** What the task asks **
Where a line contains the word "JSON", copy that line.

== Records ==

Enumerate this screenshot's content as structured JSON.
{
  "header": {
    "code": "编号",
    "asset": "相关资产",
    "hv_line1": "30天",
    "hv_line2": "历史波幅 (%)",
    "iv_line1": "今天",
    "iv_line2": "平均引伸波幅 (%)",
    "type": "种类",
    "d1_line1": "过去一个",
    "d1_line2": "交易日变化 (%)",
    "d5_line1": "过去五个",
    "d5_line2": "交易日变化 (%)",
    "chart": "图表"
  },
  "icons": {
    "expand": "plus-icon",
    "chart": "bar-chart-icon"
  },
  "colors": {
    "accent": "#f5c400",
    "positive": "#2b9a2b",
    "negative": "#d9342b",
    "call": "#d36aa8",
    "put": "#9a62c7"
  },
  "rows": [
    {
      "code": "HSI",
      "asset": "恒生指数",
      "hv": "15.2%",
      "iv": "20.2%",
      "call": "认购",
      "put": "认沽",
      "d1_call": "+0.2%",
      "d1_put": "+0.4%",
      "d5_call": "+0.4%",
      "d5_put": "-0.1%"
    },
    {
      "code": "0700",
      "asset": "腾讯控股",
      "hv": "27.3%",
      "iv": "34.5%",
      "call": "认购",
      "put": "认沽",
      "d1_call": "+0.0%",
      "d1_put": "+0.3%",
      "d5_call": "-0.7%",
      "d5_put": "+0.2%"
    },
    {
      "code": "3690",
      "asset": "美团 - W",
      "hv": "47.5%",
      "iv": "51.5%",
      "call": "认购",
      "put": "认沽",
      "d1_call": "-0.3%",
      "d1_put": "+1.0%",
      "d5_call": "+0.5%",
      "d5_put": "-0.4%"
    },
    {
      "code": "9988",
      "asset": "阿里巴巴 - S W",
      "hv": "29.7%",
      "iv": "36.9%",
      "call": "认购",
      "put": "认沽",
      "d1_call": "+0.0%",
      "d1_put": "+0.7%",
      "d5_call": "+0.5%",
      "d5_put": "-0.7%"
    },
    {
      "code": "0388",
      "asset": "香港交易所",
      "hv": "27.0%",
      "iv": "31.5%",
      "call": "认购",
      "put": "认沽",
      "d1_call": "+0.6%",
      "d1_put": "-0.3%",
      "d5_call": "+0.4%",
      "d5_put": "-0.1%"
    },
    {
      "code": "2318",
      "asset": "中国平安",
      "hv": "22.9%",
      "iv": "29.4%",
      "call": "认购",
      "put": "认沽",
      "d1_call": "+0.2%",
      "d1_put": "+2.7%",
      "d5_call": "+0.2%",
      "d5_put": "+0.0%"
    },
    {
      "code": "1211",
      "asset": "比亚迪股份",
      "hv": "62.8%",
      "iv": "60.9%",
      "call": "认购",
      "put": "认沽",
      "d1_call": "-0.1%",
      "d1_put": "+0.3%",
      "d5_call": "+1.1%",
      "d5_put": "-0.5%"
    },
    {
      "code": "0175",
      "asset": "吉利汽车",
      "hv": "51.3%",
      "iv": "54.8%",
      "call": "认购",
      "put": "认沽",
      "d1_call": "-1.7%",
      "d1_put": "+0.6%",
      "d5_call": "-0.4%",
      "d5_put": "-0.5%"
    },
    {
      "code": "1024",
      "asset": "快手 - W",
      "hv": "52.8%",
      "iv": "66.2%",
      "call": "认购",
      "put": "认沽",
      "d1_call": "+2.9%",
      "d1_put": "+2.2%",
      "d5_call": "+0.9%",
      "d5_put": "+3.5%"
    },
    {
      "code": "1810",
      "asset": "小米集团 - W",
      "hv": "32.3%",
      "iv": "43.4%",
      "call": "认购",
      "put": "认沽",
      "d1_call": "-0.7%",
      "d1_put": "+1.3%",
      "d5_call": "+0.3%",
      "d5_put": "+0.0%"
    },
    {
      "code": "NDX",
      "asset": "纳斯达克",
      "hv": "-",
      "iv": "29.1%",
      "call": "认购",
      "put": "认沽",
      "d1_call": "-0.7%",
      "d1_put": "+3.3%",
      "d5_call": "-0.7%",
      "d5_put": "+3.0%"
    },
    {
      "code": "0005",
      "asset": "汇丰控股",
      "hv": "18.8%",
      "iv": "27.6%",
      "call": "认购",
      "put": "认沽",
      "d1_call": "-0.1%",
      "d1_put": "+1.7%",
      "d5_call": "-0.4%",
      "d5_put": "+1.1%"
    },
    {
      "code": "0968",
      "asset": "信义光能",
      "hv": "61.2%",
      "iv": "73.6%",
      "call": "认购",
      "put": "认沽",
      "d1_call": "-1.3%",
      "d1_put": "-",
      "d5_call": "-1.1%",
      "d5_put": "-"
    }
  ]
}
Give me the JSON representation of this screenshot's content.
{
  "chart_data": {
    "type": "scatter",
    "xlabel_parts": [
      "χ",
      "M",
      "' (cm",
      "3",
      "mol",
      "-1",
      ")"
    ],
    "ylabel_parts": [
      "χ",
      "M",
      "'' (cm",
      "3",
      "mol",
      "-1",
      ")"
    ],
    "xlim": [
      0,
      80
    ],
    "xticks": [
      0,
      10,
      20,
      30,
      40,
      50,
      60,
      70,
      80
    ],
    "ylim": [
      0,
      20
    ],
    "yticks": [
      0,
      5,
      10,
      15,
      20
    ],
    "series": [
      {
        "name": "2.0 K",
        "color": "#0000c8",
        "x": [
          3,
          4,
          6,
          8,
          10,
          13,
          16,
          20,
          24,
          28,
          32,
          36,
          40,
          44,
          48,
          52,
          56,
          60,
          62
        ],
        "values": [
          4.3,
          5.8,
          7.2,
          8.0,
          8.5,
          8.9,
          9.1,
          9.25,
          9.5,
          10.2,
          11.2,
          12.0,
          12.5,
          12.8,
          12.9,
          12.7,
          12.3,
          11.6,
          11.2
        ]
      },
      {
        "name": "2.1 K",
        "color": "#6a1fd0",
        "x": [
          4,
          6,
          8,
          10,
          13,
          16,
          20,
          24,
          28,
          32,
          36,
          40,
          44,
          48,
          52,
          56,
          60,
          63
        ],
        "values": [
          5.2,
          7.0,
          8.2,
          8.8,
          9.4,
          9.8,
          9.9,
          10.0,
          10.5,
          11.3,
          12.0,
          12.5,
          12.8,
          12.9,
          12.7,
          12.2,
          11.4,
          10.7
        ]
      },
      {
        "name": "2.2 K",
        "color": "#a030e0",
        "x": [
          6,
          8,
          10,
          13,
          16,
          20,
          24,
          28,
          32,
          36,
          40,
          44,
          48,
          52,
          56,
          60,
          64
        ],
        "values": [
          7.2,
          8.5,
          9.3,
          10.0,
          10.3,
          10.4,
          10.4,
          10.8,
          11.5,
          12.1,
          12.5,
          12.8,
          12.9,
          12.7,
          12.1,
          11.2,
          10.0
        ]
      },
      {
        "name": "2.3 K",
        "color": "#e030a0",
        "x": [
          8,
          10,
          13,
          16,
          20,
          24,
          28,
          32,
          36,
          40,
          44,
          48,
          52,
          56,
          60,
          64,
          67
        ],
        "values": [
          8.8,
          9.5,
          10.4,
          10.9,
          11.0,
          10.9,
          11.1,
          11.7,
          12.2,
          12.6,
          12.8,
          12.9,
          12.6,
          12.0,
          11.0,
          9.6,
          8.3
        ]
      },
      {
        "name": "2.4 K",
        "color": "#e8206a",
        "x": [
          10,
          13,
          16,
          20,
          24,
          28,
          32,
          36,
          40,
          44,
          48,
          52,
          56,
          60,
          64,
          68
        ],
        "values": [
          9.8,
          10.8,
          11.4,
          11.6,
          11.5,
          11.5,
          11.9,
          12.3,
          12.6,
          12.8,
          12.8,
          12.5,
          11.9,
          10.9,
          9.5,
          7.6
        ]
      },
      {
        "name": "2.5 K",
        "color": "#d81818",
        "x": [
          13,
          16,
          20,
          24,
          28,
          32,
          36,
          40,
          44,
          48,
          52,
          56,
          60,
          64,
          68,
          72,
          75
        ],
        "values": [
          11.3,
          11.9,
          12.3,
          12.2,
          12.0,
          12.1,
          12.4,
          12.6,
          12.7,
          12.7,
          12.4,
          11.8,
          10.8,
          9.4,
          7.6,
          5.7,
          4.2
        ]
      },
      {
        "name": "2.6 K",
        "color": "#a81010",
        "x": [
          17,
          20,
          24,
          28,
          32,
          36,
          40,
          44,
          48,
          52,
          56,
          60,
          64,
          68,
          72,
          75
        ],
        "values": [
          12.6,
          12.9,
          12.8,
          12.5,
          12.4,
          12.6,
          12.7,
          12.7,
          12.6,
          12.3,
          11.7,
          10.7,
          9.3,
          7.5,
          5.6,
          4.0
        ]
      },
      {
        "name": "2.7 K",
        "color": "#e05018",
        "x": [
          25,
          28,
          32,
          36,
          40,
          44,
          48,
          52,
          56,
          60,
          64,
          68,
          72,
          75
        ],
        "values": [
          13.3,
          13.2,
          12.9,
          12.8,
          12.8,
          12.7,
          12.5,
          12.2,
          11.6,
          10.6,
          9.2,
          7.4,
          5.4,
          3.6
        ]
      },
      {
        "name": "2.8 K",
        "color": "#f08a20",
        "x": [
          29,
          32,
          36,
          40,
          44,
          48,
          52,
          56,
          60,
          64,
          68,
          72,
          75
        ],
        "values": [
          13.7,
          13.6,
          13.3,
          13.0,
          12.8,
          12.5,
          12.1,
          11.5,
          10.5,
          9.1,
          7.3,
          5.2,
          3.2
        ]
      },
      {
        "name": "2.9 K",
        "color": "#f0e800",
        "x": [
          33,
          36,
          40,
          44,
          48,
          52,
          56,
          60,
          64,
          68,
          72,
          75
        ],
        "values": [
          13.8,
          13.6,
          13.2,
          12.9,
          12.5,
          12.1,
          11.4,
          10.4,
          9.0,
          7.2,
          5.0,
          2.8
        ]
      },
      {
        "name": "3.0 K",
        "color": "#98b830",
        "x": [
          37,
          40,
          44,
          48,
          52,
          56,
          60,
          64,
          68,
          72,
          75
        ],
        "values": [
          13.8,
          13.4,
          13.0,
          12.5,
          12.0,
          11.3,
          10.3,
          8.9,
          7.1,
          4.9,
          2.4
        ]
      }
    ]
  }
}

===

** Written reply **
Enumerate this screenshot's content as structured JSON.
Give me the JSON representation of this screenshot's content.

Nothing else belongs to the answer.